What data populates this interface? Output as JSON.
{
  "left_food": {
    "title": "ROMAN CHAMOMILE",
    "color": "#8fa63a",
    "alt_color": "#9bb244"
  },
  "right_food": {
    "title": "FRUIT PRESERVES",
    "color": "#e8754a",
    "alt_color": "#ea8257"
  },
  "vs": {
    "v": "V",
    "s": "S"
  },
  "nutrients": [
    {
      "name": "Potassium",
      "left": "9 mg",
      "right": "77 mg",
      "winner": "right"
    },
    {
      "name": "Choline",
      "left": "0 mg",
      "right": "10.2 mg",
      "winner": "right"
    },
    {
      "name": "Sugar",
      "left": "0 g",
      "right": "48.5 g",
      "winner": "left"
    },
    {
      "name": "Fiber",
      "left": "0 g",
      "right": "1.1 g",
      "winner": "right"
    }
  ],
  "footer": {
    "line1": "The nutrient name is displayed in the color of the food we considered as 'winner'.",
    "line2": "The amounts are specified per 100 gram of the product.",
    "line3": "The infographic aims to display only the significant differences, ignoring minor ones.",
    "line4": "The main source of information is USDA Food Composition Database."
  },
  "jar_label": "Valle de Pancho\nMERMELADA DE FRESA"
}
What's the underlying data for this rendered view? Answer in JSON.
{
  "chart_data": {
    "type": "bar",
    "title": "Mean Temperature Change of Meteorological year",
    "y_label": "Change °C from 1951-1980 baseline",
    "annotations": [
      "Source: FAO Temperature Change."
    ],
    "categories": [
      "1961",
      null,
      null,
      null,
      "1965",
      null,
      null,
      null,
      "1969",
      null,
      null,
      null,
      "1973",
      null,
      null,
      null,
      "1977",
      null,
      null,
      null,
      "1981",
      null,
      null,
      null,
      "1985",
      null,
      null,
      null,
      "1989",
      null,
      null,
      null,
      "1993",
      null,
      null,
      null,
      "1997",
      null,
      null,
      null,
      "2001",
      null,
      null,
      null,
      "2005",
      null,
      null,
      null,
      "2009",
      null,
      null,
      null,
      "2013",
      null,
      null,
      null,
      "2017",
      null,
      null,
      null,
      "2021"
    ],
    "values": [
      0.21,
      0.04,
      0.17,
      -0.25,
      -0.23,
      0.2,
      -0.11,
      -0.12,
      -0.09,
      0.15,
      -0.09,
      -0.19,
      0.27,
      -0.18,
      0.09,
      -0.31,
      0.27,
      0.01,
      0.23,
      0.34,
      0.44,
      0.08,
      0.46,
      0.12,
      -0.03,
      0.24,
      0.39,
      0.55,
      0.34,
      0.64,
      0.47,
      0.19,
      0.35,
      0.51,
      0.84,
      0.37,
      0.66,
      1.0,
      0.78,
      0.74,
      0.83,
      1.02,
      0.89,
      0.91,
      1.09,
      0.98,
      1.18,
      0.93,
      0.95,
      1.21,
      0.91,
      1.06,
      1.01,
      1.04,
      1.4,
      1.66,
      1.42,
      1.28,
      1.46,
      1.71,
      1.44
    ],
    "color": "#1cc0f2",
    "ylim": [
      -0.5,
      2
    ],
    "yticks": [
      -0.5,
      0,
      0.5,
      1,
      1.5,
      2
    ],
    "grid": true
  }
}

··········

◆ **EXERCISE BRIEF**:
Reproduce the entire listing word for word.

◆ **THE RESULT**:
What data populates this interface? Output as JSON.
{
  "left_food": {
    "title": "ROMAN CHAMOMILE",
    "color": "#8fa63a",
    "alt_color": "#9bb244"
  },
  "right_food": {
    "title": "FRUIT PRESERVES",
    "color": "#e8754a",
    "alt_color": "#ea8257"
  },
  "vs": {
    "v": "V",
    "s": "S"
  },
  "nutrients": [
    {
      "name": "Potassium",
      "left": "9 mg",
      "right": "77 mg",
      "winner": "right"
    },
    {
      "name": "Choline",
      "left": "0 mg",
      "right": "10.2 mg",
      "winner": "right"
    },
    {
      "name": "Sugar",
      "left": "0 g",
      "right": "48.5 g",
      "winner": "left"
    },
    {
      "name": "Fiber",
      "left": "0 g",
      "right": "1.1 g",
      "winner": "right"
    }
  ],
  "footer": {
    "line1": "The nutrient name is displayed in the color of the food we considered as 'winner'.",
    "line2": "The amounts are specified per 100 gram of the product.",
    "line3": "The infographic aims to display only the significant differences, ignoring minor ones.",
    "line4": "The main source of information is USDA Food Composition Database."
  },
  "jar_label": "Valle de Pancho\nMERMELADA DE FRESA"
}
What's the underlying data for this rendered view? Answer in JSON.
{
  "chart_data": {
    "type": "bar",
    "title": "Mean Temperature Change of Meteorological year",
    "y_label": "Change °C from 1951-1980 baseline",
    "annotations": [
      "Source: FAO Temperature Change."
    ],
    "categories": [
      "1961",
      null,
      null,
      null,
      "1965",
      null,
      null,
      null,
      "1969",
      null,
      null,
      null,
      "1973",
      null,
      null,
      null,
      "1977",
      null,
      null,
      null,
      "1981",
      null,
      null,
      null,
      "1985",
      null,
      null,
      null,
      "1989",
      null,
      null,
      null,
      "1993",
      null,
      null,
      null,
      "1997",
      null,
      null,
      null,
      "2001",
      null,
      null,
      null,
      "2005",
      null,
      null,
      null,
      "2009",
      null,
      null,
      null,
      "2013",
      null,
      null,
      null,
      "2017",
      null,
      null,
      null,
      "2021"
    ],
    "values": [
      0.21,
      0.04,
      0.17,
      -0.25,
      -0.23,
      0.2,
      -0.11,
      -0.12,
      -0.09,
      0.15,
      -0.09,
      -0.19,
      0.27,
      -0.18,
      0.09,
      -0.31,
      0.27,
      0.01,
      0.23,
      0.34,
      0.44,
      0.08,
      0.46,
      0.12,
      -0.03,
      0.24,
      0.39,
      0.55,
      0.34,
      0.64,
      0.47,
      0.19,
      0.35,
      0.51,
      0.84,
      0.37,
      0.66,
      1.0,
      0.78,
      0.74,
      0.83,
      1.02,
      0.89,
      0.91,
      1.09,
      0.98,
      1.18,
      0.93,
      0.95,
      1.21,
      0.91,
      1.06,
      1.01,
      1.04,
      1.4,
      1.66,
      1.42,
      1.28,
      1.46,
      1.71,
      1.44
    ],
    "color": "#1cc0f2",
    "ylim": [
      -0.5,
      2
    ],
    "yticks": [
      -0.5,
      0,
      0.5,
      1,
      1.5,
      2
    ],
    "grid": true
  }
}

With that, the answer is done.